SOURCE TEXT —
Teach Your Children Well

At Bilerico, there is a thought provoking piece entitled "The Lies That History Tells: Rainbows and Gays Don't Exist". A quote:
I am fortunate. I am fortunate that I found a solid group of friends that I eventually could come out to and be accepted by. I am fortunate that even in the mist of homophobia I learned to accept who I was. I am fortunate that I was able to read and study history for myself and find that there are numerous amounts of out and proud LGBT people in history who deserve to be taught about in schools. James Baldwin, Leonardo Da Vinci, Lorraine Hansberry, Langston Hughes, William Shakespeare, Eleanor Roosevelt and many others. I heard all of these names in school but was never told the whole truth about their lives.

DATA SHOWN —
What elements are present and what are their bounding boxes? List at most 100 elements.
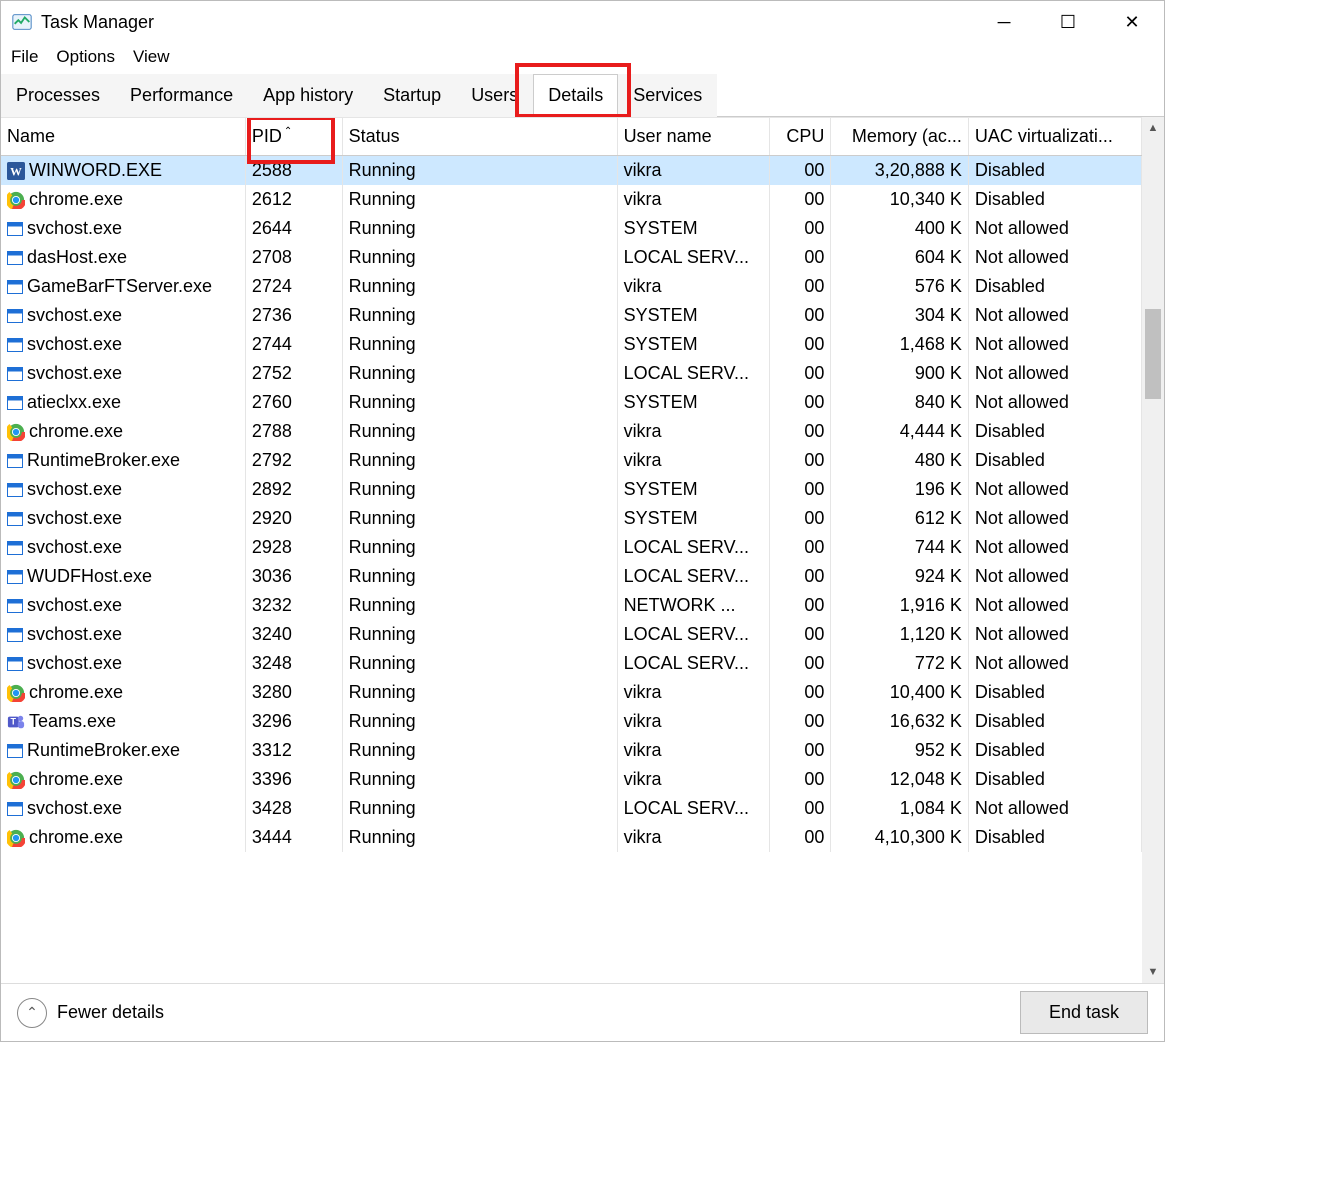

REQUESTS —
a - What is the title of the Bilerico piece quoted in the Teach Your Children Well text?
b - Drawing on the Teach Your Children Well text, explain why the quoted writer feels fortunate.
c - Carry on the Teach Your Children Well text from its final sentence.
The listing comes from a different source than the Teach Your Children Well text.

SOLVED PROBLEMS —
a - "The Lies That History Tells: Rainbows and Gays Don't Exist"

b - The writer found a solid group of friends to come out to and be accepted by, and learned self-acceptance despite homophobia. The writer was also able to read and study history independently and discover the many out and proud LGBT people in it.

c -
I know in my heart, that many are not as fortunate as I was. I know that there are still confused students in red states roaming the halls of our public schools hoping for someone to tell them that "it's ok, the thoughts you have don't make you any less of a person." The gay rights movement has come along way in the past decade, and I know it will continue to push on--I'll be on the front lines--but I also realize that we have a long way to go. We still live in a hetero-normative society where being gay in many communities is not normal. Maybe if people would tell the whole truth in our history classes and paint a picture of reality, it will be that much easier for the next generation of LGBT's to accept who they are.
I agree that this too is part of that subtle heteronormativity I spoke about earlier.  The biblical accounts of King David and Jonathan, the Centurion and his pais, and many others get sanitized.  Why?  Because the fundies see it as 'icky' and 'immoral'.